** start of Text **
The fourth stanza descends from the serene, unreachable mountaintop to the chaotic scene beneath. Throughout the imagery is powerful and frightening: “glaciers creep / Like snakes that watch their prey;” the piled rocks resemble “A city of death . . . yet not a city, but a flood of ruin;” “Vast pines . . . branchless and shattered stand.” These images show the irresistible power of nature, amid which “The race / Of man flies far in dread, his work and dwelling / Vanish, like smoke before the tempest’s stream . . .” Thus, humanity is fleeting not only in comparison to the idealized, unreachable mountaintop, but also to the natural, if transient, forces of nature beneath.
The fifth and final stanza concludes, “Mont Blanc yet gleams on high:—the power is there.” It ponders how high on the isolated peak the winds rush and the lightning flashes silently. And yet:
. . . The secret Strength of things
Which governs thought, and to the infinite dome
Of Heaven is as a law, inhabits thee!
** end of Text **
** start of Provided material **
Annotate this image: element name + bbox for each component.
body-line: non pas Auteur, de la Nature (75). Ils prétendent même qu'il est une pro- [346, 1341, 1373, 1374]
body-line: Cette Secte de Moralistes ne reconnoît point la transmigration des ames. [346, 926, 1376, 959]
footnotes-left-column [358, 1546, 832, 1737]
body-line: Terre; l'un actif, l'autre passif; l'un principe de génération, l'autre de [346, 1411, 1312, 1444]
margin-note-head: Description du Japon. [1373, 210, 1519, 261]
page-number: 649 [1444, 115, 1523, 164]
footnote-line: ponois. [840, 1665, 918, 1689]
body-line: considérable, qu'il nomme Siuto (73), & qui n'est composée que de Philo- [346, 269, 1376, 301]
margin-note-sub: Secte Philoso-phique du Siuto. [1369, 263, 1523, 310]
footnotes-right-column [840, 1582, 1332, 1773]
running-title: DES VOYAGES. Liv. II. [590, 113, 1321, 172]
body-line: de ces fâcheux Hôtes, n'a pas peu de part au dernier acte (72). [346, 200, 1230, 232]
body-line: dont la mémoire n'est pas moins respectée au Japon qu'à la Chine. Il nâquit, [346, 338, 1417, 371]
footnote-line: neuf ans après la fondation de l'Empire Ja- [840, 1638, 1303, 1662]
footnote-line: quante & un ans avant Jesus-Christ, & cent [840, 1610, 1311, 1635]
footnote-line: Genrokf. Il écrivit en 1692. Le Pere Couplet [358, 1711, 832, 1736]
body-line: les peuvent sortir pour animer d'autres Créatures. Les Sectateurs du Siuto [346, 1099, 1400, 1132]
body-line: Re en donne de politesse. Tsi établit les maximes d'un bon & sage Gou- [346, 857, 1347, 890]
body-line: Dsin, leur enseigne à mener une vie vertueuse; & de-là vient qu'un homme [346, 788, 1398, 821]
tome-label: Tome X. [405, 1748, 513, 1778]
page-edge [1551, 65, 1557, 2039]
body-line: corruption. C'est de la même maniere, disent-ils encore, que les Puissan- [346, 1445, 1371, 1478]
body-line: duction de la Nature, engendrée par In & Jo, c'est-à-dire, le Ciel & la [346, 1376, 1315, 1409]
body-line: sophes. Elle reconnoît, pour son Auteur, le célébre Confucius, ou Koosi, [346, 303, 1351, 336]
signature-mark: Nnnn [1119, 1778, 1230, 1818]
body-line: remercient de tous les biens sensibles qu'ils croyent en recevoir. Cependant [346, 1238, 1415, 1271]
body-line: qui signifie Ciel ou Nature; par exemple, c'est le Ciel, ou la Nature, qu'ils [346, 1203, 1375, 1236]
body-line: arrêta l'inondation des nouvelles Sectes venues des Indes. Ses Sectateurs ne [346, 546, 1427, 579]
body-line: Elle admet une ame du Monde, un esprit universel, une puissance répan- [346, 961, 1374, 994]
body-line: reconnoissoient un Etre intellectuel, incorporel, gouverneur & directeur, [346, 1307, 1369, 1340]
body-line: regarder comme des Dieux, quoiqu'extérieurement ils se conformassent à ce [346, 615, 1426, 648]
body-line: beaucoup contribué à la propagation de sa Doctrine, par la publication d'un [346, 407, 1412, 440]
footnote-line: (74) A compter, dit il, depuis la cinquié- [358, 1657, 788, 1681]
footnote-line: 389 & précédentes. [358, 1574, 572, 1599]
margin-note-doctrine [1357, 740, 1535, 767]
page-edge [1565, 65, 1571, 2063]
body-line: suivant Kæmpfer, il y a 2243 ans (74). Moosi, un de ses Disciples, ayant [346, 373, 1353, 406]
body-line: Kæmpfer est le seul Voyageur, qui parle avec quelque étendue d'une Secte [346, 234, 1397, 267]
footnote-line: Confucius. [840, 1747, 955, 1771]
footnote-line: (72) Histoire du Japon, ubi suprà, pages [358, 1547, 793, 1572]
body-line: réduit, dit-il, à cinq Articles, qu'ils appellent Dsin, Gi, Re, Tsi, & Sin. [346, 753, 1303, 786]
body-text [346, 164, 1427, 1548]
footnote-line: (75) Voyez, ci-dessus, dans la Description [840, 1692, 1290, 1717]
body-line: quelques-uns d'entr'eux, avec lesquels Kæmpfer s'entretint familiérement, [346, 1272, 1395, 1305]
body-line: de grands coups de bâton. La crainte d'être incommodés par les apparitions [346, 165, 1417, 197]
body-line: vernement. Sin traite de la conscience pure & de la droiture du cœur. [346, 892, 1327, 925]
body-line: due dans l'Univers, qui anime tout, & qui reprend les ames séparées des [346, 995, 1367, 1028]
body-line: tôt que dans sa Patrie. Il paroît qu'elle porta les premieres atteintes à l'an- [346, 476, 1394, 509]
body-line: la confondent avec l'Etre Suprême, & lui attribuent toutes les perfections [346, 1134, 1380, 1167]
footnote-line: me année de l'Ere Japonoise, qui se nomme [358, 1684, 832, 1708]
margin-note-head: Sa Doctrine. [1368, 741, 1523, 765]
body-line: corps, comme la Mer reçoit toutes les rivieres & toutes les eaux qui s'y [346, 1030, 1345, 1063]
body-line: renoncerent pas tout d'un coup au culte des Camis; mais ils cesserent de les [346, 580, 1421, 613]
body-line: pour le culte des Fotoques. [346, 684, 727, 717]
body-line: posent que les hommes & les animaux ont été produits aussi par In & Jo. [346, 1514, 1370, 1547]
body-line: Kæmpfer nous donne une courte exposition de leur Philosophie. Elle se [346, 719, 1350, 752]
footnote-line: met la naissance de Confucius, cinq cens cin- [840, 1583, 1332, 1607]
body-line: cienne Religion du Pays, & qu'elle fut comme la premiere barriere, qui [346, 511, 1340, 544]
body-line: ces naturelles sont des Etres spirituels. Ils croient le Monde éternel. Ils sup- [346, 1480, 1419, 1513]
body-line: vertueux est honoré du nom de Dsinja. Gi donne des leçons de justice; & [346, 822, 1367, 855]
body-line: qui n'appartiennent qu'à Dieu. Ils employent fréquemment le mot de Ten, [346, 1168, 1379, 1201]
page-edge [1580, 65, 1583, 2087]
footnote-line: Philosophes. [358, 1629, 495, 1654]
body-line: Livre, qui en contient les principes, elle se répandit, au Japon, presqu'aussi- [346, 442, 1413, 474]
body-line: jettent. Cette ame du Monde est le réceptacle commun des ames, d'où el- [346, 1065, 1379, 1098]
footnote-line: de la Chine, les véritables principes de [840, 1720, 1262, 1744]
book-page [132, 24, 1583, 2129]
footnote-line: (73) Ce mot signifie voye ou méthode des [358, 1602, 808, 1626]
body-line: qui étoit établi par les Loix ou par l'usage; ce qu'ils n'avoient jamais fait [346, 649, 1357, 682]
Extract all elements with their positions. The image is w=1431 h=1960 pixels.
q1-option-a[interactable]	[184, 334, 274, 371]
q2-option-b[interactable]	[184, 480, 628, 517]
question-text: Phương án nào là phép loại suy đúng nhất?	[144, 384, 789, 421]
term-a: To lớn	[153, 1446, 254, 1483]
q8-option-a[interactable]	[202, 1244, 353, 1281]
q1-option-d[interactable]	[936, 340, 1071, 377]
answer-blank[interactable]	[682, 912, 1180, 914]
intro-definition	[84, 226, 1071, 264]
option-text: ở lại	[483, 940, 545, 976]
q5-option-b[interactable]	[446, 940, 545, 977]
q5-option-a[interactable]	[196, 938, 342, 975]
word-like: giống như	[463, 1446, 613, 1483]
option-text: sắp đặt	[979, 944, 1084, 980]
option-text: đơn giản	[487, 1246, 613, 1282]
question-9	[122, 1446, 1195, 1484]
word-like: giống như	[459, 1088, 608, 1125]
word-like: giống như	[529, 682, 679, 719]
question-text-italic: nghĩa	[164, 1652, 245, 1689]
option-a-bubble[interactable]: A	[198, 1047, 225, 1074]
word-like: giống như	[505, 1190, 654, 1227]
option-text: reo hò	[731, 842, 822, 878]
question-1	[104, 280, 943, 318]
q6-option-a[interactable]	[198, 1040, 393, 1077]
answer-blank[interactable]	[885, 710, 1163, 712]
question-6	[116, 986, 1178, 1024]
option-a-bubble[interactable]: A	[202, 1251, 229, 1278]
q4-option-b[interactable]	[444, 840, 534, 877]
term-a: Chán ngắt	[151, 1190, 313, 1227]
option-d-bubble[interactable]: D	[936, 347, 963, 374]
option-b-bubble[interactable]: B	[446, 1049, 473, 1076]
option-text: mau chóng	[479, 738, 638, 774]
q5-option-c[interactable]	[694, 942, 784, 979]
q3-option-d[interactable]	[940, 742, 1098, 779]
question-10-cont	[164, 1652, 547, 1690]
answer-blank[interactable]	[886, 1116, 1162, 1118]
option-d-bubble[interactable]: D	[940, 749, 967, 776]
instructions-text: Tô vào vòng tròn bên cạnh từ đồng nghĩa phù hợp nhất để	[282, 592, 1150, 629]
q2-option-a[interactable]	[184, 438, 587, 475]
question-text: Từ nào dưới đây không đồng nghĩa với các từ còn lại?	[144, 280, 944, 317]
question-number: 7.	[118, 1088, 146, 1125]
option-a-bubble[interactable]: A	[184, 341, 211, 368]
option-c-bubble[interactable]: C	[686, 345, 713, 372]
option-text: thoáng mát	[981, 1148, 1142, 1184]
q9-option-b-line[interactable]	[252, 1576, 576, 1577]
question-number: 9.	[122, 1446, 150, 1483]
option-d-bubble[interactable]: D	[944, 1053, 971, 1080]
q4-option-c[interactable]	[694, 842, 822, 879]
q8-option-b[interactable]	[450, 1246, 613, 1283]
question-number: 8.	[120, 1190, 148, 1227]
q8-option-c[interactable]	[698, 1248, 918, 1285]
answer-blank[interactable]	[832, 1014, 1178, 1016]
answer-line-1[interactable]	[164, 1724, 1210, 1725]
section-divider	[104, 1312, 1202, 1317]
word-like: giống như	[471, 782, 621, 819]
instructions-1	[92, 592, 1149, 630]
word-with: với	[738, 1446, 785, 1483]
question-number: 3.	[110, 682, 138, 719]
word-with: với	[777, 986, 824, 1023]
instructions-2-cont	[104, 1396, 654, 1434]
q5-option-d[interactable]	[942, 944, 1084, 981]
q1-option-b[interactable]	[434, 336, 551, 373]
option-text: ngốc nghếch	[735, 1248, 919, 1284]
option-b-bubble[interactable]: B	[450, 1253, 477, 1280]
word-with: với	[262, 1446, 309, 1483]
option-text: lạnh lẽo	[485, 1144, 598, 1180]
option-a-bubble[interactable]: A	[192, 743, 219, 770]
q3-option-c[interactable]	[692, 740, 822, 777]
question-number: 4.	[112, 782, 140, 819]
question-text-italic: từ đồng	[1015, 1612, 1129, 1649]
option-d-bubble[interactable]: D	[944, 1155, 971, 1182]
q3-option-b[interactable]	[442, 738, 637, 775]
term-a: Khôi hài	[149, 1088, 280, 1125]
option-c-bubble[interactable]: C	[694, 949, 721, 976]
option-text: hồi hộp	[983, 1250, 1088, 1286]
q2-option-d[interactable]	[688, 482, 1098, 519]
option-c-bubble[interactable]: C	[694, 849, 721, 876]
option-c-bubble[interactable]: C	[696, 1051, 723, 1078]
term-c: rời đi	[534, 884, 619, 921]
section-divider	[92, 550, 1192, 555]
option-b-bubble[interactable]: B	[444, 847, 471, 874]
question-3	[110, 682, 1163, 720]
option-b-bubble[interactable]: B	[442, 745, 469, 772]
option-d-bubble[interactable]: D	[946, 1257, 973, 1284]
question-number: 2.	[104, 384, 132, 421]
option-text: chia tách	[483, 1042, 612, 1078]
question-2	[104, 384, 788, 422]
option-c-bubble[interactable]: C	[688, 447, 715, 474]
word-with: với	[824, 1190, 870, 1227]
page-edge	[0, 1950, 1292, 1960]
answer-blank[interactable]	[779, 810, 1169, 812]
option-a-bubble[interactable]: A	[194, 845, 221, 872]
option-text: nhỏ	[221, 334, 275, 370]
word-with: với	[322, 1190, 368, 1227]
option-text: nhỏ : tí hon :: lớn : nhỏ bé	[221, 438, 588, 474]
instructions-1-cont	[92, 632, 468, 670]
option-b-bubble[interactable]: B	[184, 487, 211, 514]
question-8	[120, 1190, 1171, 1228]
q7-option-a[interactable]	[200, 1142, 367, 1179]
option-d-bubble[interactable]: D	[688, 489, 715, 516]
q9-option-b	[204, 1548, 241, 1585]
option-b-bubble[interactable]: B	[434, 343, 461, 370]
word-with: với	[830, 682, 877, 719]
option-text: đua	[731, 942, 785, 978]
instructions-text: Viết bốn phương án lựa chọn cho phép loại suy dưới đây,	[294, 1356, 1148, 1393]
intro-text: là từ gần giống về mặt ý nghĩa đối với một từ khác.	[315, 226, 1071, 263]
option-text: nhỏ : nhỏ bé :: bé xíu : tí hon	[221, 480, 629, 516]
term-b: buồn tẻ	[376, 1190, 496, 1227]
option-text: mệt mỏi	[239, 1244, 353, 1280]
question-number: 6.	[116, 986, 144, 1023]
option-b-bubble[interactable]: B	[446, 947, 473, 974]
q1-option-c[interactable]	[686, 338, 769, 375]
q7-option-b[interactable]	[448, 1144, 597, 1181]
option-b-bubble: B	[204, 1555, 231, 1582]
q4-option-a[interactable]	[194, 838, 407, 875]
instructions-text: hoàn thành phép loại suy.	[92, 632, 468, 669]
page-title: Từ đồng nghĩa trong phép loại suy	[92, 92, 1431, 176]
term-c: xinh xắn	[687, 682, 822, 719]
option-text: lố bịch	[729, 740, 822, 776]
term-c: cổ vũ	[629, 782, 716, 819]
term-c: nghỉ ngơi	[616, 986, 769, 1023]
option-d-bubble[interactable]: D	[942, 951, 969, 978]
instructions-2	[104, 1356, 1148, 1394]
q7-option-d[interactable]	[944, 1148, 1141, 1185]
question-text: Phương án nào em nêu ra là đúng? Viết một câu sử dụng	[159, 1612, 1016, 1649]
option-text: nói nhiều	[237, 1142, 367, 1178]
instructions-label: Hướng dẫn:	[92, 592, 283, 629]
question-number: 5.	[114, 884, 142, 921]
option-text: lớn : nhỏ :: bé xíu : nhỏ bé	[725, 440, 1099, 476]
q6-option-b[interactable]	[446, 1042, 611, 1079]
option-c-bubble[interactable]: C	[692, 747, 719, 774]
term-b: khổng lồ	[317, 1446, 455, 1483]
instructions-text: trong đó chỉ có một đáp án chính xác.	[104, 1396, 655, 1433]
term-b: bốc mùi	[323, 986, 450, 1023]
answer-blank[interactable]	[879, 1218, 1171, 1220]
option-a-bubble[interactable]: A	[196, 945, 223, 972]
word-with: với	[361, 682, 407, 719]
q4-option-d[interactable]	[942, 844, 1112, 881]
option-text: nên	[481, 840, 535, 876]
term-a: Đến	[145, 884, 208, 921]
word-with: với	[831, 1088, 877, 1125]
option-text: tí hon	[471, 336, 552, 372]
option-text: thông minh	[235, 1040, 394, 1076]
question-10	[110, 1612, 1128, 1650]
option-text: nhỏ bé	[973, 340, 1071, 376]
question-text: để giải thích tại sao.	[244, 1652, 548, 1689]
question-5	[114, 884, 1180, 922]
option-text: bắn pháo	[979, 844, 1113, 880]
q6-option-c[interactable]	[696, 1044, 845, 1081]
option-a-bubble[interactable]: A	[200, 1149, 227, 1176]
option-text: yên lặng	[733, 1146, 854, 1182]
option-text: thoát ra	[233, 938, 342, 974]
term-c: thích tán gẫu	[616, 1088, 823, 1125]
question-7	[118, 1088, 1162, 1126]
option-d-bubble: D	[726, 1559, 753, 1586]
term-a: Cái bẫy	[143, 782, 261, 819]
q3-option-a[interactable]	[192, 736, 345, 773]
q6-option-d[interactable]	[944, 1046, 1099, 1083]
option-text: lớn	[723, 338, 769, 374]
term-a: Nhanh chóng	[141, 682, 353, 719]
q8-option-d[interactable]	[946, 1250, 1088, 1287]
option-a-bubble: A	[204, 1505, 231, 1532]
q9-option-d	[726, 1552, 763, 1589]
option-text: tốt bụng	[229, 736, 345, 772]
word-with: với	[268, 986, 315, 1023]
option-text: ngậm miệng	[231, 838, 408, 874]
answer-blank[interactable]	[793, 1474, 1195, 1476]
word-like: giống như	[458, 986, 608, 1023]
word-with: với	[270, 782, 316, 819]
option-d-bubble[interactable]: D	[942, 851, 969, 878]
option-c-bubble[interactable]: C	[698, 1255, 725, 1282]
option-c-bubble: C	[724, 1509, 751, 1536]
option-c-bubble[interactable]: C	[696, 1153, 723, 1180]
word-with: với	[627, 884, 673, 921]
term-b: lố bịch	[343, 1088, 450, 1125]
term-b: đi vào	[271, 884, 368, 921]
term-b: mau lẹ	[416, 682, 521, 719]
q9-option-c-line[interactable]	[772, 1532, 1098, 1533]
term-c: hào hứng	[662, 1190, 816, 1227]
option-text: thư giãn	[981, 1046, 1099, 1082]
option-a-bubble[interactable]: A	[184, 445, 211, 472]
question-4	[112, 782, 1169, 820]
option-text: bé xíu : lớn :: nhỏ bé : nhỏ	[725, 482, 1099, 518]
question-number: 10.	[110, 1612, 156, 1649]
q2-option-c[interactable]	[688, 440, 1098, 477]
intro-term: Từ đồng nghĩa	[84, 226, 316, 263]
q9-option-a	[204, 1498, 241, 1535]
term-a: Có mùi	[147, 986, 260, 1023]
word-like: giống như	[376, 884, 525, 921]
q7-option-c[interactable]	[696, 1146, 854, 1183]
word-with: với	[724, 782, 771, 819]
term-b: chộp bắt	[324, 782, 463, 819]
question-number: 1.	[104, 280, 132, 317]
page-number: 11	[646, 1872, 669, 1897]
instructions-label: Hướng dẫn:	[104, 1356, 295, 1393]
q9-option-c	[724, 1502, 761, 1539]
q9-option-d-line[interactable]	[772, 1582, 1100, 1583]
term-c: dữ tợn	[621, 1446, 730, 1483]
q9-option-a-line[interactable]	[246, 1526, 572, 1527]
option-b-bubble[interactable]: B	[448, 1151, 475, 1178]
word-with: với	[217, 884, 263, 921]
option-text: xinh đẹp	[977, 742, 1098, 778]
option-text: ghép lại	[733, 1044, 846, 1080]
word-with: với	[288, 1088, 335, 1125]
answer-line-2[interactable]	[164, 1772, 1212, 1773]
** end of Provided material **
> _Exercise A_
Reproduce the Mont Blanc passage word for word from "The fourth stanza" to "of nature beneath.".
> _Exercise B_
Carry the Mont Blanc passage forward from its last line.

> _Written response A_
The fourth stanza descends from the serene, unreachable mountaintop to the chaotic scene beneath. Throughout the imagery is powerful and frightening: “glaciers creep / Like snakes that watch their prey;” the piled rocks resemble “A city of death . . . yet not a city, but a flood of ruin;” “Vast pines . . . branchless and shattered stand.” These images show the irresistible power of nature, amid which “The race / Of man flies far in dread, his work and dwelling / Vanish, like smoke before the tempest’s stream . . .” Thus, humanity is fleeting not only in comparison to the idealized, unreachable mountaintop, but also to the natural, if transient, forces of nature beneath.

> _Written response B_
And what were thou, and earth, and stars, and sea,
If to the human mind’s imaginings
Silence and solitude were vacancy?
With that question, the immovable, eternal ideal represented by the mountaintop is framed within the mind of the creatures portrayed as miniscule and powerless only a few lines before. The power of the mountain rests only in the human mind’s ability to perceive it and grasp the ideal it represents in the poem.
Throughout the poem, Shelley’s meaning is never lost. It is a philosophical lesson vividly, breathtakingly described. Nowhere is any imagery gratuitous. It serves only to support the metaphor. Be it the frailty of human nature and the human mind, the raw, overpowering grandeur of untamed nature, or the unreachable Platonic ideal, all the vivid description serves the point being made. Nowhere is the meaning vague or ambiguous. Indeed, the poem would be a failure otherwise. If Shelley is going to propound philosophy, it would ill serve him to make his readers guess at his meaning. Philosophy is, of course, the search for truth, and presumes the existence of a truth to discover.
Shelley uses the poetic language not as a mask, but as a lens to reveal that truth. The imagery makes the ideas they convey come alive, phrased in concrete terms to which any reader can immediately relate. Rather than forcing the reader to guess at his meaning, Shelley reveals it more clearly and more powerfully through imagery with power and detail enough to conjure the emotions.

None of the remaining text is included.